--- Given instruction ---
Look through the data below. Pick out the lines holding the string "this".

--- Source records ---
-----

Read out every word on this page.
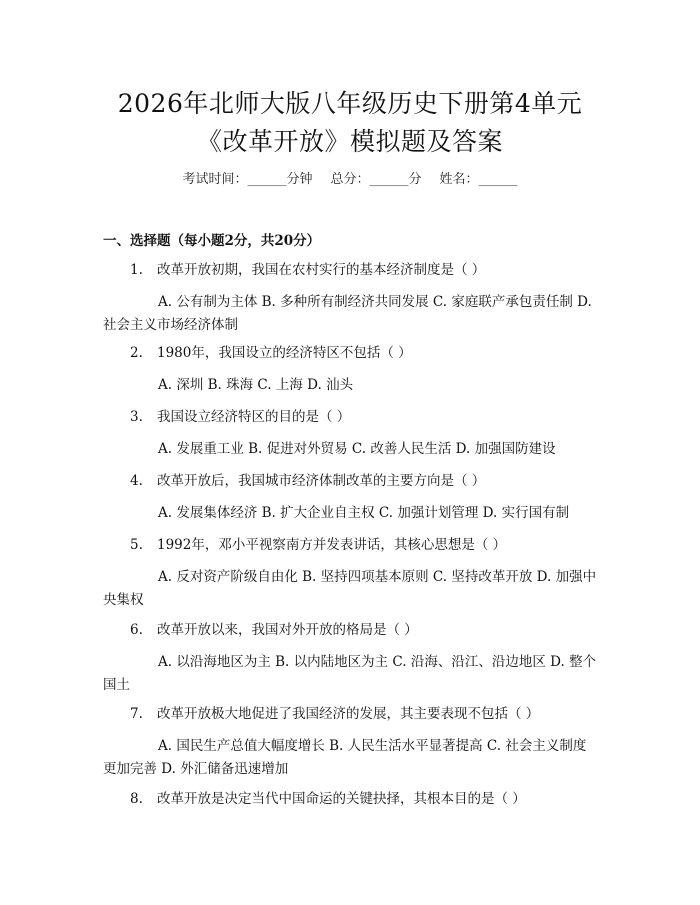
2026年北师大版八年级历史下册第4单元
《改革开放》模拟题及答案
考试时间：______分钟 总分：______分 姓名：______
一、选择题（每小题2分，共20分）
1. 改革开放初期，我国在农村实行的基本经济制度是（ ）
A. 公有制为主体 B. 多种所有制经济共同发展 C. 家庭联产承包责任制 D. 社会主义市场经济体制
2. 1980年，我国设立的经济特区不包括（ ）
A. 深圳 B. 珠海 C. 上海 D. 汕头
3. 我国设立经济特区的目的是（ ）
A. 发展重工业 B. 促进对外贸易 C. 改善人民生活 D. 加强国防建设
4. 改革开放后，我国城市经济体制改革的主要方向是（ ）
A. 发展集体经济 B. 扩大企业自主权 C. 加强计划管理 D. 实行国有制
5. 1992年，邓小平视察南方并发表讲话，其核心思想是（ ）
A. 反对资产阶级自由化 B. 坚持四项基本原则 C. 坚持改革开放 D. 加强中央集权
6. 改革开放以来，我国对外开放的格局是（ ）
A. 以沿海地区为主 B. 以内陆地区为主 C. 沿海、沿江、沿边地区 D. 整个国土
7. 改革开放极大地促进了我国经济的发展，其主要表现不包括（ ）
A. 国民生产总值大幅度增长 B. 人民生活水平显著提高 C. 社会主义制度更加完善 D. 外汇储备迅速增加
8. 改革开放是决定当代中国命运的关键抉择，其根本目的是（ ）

-----

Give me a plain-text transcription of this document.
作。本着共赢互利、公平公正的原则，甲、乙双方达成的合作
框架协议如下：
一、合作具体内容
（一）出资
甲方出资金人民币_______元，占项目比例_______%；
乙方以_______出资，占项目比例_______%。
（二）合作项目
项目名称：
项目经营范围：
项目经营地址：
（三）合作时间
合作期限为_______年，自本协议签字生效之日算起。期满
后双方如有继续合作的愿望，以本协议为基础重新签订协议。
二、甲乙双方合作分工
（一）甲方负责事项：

-----

--- Exercise result ---
Read out every word on this page.
Give me a plain-text transcription of this document.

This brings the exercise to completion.